• Challenge: Extract every line that contains the string "title".

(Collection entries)
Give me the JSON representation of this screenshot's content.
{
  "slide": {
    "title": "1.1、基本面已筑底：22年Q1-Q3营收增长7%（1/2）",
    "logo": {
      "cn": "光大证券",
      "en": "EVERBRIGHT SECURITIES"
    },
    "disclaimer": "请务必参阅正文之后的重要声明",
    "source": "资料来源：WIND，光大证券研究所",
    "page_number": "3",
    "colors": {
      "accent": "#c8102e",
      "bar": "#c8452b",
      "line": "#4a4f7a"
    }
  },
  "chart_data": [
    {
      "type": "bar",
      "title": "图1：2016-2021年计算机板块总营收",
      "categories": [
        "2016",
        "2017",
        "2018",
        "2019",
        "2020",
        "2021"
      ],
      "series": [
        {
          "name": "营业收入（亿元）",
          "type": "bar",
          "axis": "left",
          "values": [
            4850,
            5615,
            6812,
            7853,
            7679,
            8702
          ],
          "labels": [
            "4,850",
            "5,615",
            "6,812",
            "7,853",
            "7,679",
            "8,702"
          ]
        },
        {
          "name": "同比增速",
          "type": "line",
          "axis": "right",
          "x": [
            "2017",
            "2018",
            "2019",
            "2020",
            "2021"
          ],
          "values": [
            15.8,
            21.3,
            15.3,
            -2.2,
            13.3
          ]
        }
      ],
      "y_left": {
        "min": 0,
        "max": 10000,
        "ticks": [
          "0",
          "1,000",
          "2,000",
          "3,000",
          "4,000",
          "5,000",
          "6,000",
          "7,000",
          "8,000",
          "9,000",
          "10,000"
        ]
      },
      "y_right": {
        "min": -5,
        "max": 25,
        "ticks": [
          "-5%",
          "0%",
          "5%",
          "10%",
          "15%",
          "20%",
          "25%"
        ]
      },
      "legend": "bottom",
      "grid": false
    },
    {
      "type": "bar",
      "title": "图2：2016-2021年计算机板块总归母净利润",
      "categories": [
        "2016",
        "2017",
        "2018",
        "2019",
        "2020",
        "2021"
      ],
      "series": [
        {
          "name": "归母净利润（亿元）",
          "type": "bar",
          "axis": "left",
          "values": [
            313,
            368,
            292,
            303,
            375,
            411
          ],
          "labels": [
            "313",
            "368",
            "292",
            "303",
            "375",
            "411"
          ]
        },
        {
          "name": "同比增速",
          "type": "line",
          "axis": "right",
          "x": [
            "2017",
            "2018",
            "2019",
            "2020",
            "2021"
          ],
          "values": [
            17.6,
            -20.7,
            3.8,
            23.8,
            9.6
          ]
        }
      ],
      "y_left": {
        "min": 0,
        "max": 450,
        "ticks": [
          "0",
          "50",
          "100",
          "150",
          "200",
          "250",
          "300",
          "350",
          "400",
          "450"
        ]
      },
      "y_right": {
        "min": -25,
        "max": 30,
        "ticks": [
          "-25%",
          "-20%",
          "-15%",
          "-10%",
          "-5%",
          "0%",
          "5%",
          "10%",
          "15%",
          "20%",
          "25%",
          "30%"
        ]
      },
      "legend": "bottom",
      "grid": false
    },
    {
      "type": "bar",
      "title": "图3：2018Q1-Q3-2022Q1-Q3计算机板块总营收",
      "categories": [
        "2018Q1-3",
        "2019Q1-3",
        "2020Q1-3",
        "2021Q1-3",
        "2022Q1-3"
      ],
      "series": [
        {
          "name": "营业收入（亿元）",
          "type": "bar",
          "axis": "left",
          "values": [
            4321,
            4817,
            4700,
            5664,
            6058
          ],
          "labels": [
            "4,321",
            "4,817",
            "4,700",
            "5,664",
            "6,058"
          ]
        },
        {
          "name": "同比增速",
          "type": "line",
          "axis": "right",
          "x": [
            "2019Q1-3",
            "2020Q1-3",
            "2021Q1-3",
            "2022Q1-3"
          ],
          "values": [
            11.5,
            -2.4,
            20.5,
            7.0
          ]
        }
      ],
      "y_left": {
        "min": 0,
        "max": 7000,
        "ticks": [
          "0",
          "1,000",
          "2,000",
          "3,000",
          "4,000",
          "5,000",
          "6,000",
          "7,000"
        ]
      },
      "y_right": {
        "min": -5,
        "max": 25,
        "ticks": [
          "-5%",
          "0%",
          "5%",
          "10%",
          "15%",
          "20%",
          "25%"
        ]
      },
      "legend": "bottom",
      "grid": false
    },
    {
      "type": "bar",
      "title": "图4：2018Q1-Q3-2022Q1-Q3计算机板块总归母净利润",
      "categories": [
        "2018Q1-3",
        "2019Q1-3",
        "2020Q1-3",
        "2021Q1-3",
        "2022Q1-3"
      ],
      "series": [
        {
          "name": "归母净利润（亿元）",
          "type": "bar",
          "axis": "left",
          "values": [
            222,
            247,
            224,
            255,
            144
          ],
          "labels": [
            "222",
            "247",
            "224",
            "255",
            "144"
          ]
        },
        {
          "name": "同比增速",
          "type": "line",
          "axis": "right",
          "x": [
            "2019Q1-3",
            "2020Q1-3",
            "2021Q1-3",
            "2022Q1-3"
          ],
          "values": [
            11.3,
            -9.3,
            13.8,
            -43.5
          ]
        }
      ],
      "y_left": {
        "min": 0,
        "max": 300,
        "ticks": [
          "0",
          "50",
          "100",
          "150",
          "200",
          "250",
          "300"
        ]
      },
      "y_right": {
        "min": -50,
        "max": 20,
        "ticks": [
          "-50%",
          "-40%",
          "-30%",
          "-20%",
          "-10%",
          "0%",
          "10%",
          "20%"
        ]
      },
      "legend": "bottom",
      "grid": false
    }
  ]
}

• Output:
    "title": "1.1、基本面已筑底：22年Q1-Q3营收增长7%（1/2）",
      "title": "图1：2016-2021年计算机板块总营收",
      "title": "图2：2016-2021年计算机板块总归母净利润",
      "title": "图3：2018Q1-Q3-2022Q1-Q3计算机板块总营收",
      "title": "图4：2018Q1-Q3-2022Q1-Q3计算机板块总归母净利润",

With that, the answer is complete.